Leave out the pictures and copy the remaining records exactly.
___ Provided data ___
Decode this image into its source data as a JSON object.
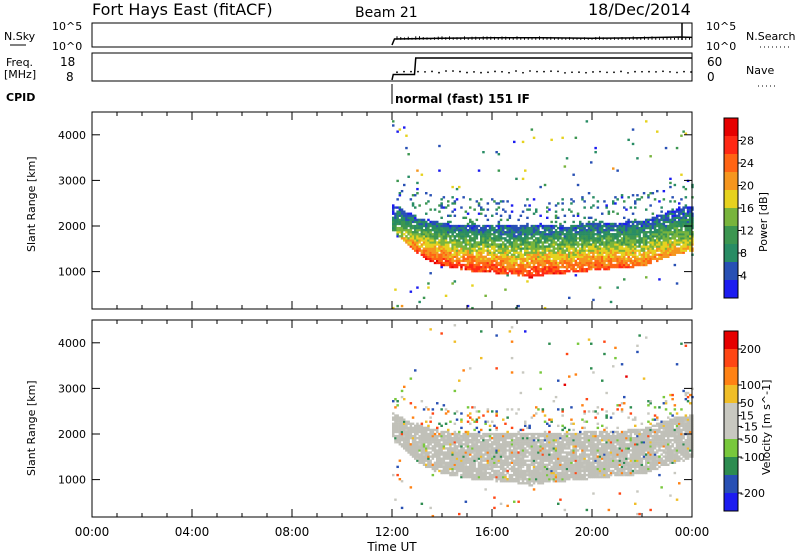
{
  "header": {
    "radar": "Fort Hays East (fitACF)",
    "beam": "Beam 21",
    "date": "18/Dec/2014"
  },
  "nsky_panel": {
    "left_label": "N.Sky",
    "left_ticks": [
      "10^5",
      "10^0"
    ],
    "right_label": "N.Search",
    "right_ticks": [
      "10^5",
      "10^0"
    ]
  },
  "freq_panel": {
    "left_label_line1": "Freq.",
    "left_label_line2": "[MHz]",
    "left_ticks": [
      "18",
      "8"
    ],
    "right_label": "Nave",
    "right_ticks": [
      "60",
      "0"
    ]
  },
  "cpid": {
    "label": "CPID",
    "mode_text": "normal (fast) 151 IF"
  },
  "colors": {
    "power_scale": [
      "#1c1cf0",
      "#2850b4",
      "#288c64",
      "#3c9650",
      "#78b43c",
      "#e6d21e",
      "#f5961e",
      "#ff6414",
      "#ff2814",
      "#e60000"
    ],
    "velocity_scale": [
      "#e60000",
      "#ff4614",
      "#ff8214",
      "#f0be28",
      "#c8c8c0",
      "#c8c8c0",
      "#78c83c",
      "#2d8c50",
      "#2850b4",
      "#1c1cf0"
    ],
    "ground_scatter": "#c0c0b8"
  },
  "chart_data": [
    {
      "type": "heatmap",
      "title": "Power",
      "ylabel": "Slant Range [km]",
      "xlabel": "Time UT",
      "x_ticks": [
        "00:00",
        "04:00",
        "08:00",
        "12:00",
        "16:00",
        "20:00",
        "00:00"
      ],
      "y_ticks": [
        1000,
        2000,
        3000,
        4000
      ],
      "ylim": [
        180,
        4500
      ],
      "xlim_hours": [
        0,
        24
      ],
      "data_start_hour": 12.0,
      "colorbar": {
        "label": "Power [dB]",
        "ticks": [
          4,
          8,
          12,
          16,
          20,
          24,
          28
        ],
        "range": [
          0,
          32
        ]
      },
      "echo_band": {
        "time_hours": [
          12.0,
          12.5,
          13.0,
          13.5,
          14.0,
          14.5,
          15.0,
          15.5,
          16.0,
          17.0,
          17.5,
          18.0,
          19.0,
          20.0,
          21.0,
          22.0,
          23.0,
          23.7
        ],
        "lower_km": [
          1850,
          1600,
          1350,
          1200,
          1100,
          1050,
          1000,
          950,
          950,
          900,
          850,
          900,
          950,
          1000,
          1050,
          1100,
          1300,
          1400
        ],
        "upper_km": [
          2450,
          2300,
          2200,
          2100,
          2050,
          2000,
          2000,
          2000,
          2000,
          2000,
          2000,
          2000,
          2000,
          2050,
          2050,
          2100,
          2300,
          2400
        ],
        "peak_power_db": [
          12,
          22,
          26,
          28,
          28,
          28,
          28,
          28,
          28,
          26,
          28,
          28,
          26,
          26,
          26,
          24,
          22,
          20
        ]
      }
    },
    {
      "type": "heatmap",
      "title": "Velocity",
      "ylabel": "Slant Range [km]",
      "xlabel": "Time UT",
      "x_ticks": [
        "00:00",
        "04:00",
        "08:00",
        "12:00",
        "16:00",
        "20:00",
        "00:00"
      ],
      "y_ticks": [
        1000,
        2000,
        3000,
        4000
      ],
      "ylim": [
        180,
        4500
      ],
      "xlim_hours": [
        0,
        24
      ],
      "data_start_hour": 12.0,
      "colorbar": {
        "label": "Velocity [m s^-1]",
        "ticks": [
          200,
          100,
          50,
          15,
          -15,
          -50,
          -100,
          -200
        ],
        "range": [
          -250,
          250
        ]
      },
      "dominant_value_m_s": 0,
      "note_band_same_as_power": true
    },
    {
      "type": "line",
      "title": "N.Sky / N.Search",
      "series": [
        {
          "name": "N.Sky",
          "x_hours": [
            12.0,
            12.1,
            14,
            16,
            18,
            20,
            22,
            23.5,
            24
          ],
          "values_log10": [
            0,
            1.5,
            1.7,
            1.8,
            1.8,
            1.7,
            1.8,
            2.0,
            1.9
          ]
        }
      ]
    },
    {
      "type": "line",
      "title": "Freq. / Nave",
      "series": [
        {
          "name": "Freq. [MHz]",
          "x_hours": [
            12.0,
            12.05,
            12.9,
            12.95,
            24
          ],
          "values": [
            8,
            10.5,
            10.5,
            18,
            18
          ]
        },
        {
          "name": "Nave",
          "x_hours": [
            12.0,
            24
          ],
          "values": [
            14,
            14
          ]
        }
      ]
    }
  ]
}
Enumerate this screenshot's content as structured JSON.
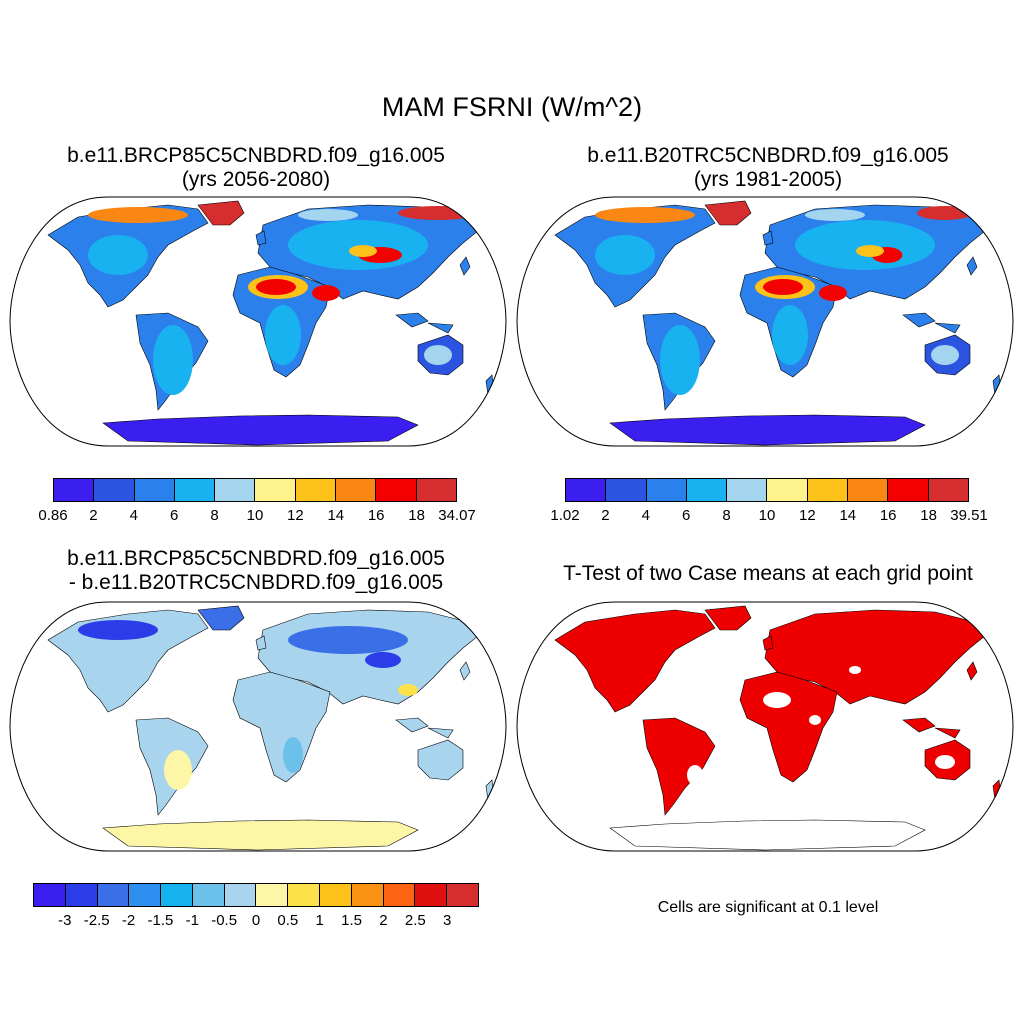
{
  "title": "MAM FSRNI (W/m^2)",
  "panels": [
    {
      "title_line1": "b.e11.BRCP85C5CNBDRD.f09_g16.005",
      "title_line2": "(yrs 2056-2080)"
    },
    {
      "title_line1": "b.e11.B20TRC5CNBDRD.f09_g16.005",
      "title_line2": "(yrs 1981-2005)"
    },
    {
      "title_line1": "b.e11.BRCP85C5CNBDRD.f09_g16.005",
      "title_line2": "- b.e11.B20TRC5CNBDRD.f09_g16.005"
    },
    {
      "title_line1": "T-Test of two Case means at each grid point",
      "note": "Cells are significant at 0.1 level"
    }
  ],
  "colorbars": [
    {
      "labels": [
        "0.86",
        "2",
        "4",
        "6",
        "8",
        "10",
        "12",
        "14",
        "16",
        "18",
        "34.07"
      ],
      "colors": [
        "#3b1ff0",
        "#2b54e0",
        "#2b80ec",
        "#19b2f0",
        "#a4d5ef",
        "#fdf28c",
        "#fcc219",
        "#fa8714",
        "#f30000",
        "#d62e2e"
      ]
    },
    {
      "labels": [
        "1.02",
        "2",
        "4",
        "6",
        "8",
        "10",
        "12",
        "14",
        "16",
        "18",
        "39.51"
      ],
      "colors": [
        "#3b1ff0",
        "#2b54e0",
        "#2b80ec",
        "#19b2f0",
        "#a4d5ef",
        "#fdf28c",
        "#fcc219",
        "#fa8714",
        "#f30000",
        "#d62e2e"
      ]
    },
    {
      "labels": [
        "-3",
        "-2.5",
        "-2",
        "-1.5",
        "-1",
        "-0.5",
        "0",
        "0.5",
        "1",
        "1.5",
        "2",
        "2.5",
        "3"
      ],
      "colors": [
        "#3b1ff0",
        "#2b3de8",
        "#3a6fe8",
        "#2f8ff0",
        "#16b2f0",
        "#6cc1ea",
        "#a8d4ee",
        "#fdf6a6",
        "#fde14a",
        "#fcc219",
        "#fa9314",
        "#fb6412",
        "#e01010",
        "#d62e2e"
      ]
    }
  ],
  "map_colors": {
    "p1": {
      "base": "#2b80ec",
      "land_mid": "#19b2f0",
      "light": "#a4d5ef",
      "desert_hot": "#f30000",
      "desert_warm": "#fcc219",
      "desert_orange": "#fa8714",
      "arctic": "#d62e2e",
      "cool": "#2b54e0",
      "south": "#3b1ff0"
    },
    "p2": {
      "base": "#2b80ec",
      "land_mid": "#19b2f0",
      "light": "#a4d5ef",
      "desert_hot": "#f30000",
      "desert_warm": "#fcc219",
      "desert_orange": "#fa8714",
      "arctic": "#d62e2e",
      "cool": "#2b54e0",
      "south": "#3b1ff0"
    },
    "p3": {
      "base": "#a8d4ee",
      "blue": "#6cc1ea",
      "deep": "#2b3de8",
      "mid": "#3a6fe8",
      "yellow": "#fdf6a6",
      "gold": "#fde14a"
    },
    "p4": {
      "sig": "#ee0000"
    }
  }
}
___
Output for this task
Decode this image into its source data as a JSON object.
{
  "header": {
    "radar": "Fort Hays East (fitACF)",
    "beam": "Beam 21",
    "date": "18/Dec/2014"
  },
  "nsky_panel": {
    "left_label": "N.Sky",
    "left_ticks": [
      "10^5",
      "10^0"
    ],
    "right_label": "N.Search",
    "right_ticks": [
      "10^5",
      "10^0"
    ]
  },
  "freq_panel": {
    "left_label_line1": "Freq.",
    "left_label_line2": "[MHz]",
    "left_ticks": [
      "18",
      "8"
    ],
    "right_label": "Nave",
    "right_ticks": [
      "60",
      "0"
    ]
  },
  "cpid": {
    "label": "CPID",
    "mode_text": "normal (fast) 151 IF"
  },
  "colors": {
    "power_scale": [
      "#1c1cf0",
      "#2850b4",
      "#288c64",
      "#3c9650",
      "#78b43c",
      "#e6d21e",
      "#f5961e",
      "#ff6414",
      "#ff2814",
      "#e60000"
    ],
    "velocity_scale": [
      "#e60000",
      "#ff4614",
      "#ff8214",
      "#f0be28",
      "#c8c8c0",
      "#c8c8c0",
      "#78c83c",
      "#2d8c50",
      "#2850b4",
      "#1c1cf0"
    ],
    "ground_scatter": "#c0c0b8"
  },
  "chart_data": [
    {
      "type": "heatmap",
      "title": "Power",
      "ylabel": "Slant Range [km]",
      "xlabel": "Time UT",
      "x_ticks": [
        "00:00",
        "04:00",
        "08:00",
        "12:00",
        "16:00",
        "20:00",
        "00:00"
      ],
      "y_ticks": [
        1000,
        2000,
        3000,
        4000
      ],
      "ylim": [
        180,
        4500
      ],
      "xlim_hours": [
        0,
        24
      ],
      "data_start_hour": 12.0,
      "colorbar": {
        "label": "Power [dB]",
        "ticks": [
          4,
          8,
          12,
          16,
          20,
          24,
          28
        ],
        "range": [
          0,
          32
        ]
      },
      "echo_band": {
        "time_hours": [
          12.0,
          12.5,
          13.0,
          13.5,
          14.0,
          14.5,
          15.0,
          15.5,
          16.0,
          17.0,
          17.5,
          18.0,
          19.0,
          20.0,
          21.0,
          22.0,
          23.0,
          23.7
        ],
        "lower_km": [
          1850,
          1600,
          1350,
          1200,
          1100,
          1050,
          1000,
          950,
          950,
          900,
          850,
          900,
          950,
          1000,
          1050,
          1100,
          1300,
          1400
        ],
        "upper_km": [
          2450,
          2300,
          2200,
          2100,
          2050,
          2000,
          2000,
          2000,
          2000,
          2000,
          2000,
          2000,
          2000,
          2050,
          2050,
          2100,
          2300,
          2400
        ],
        "peak_power_db": [
          12,
          22,
          26,
          28,
          28,
          28,
          28,
          28,
          28,
          26,
          28,
          28,
          26,
          26,
          26,
          24,
          22,
          20
        ]
      }
    },
    {
      "type": "heatmap",
      "title": "Velocity",
      "ylabel": "Slant Range [km]",
      "xlabel": "Time UT",
      "x_ticks": [
        "00:00",
        "04:00",
        "08:00",
        "12:00",
        "16:00",
        "20:00",
        "00:00"
      ],
      "y_ticks": [
        1000,
        2000,
        3000,
        4000
      ],
      "ylim": [
        180,
        4500
      ],
      "xlim_hours": [
        0,
        24
      ],
      "data_start_hour": 12.0,
      "colorbar": {
        "label": "Velocity [m s^-1]",
        "ticks": [
          200,
          100,
          50,
          15,
          -15,
          -50,
          -100,
          -200
        ],
        "range": [
          -250,
          250
        ]
      },
      "dominant_value_m_s": 0,
      "note_band_same_as_power": true
    },
    {
      "type": "line",
      "title": "N.Sky / N.Search",
      "series": [
        {
          "name": "N.Sky",
          "x_hours": [
            12.0,
            12.1,
            14,
            16,
            18,
            20,
            22,
            23.5,
            24
          ],
          "values_log10": [
            0,
            1.5,
            1.7,
            1.8,
            1.8,
            1.7,
            1.8,
            2.0,
            1.9
          ]
        }
      ]
    },
    {
      "type": "line",
      "title": "Freq. / Nave",
      "series": [
        {
          "name": "Freq. [MHz]",
          "x_hours": [
            12.0,
            12.05,
            12.9,
            12.95,
            24
          ],
          "values": [
            8,
            10.5,
            10.5,
            18,
            18
          ]
        },
        {
          "name": "Nave",
          "x_hours": [
            12.0,
            24
          ],
          "values": [
            14,
            14
          ]
        }
      ]
    }
  ]
}
Enumerate this screenshot's content as structured JSON.
{
  "title": "MAM FSRNI (W/m^2)",
  "panels": [
    {
      "title_line1": "b.e11.BRCP85C5CNBDRD.f09_g16.005",
      "title_line2": "(yrs 2056-2080)"
    },
    {
      "title_line1": "b.e11.B20TRC5CNBDRD.f09_g16.005",
      "title_line2": "(yrs 1981-2005)"
    },
    {
      "title_line1": "b.e11.BRCP85C5CNBDRD.f09_g16.005",
      "title_line2": "- b.e11.B20TRC5CNBDRD.f09_g16.005"
    },
    {
      "title_line1": "T-Test of two Case means at each grid point",
      "note": "Cells are significant at 0.1 level"
    }
  ],
  "colorbars": [
    {
      "labels": [
        "0.86",
        "2",
        "4",
        "6",
        "8",
        "10",
        "12",
        "14",
        "16",
        "18",
        "34.07"
      ],
      "colors": [
        "#3b1ff0",
        "#2b54e0",
        "#2b80ec",
        "#19b2f0",
        "#a4d5ef",
        "#fdf28c",
        "#fcc219",
        "#fa8714",
        "#f30000",
        "#d62e2e"
      ]
    },
    {
      "labels": [
        "1.02",
        "2",
        "4",
        "6",
        "8",
        "10",
        "12",
        "14",
        "16",
        "18",
        "39.51"
      ],
      "colors": [
        "#3b1ff0",
        "#2b54e0",
        "#2b80ec",
        "#19b2f0",
        "#a4d5ef",
        "#fdf28c",
        "#fcc219",
        "#fa8714",
        "#f30000",
        "#d62e2e"
      ]
    },
    {
      "labels": [
        "-3",
        "-2.5",
        "-2",
        "-1.5",
        "-1",
        "-0.5",
        "0",
        "0.5",
        "1",
        "1.5",
        "2",
        "2.5",
        "3"
      ],
      "colors": [
        "#3b1ff0",
        "#2b3de8",
        "#3a6fe8",
        "#2f8ff0",
        "#16b2f0",
        "#6cc1ea",
        "#a8d4ee",
        "#fdf6a6",
        "#fde14a",
        "#fcc219",
        "#fa9314",
        "#fb6412",
        "#e01010",
        "#d62e2e"
      ]
    }
  ],
  "map_colors": {
    "p1": {
      "base": "#2b80ec",
      "land_mid": "#19b2f0",
      "light": "#a4d5ef",
      "desert_hot": "#f30000",
      "desert_warm": "#fcc219",
      "desert_orange": "#fa8714",
      "arctic": "#d62e2e",
      "cool": "#2b54e0",
      "south": "#3b1ff0"
    },
    "p2": {
      "base": "#2b80ec",
      "land_mid": "#19b2f0",
      "light": "#a4d5ef",
      "desert_hot": "#f30000",
      "desert_warm": "#fcc219",
      "desert_orange": "#fa8714",
      "arctic": "#d62e2e",
      "cool": "#2b54e0",
      "south": "#3b1ff0"
    },
    "p3": {
      "base": "#a8d4ee",
      "blue": "#6cc1ea",
      "deep": "#2b3de8",
      "mid": "#3a6fe8",
      "yellow": "#fdf6a6",
      "gold": "#fde14a"
    },
    "p4": {
      "sig": "#ee0000"
    }
  }
}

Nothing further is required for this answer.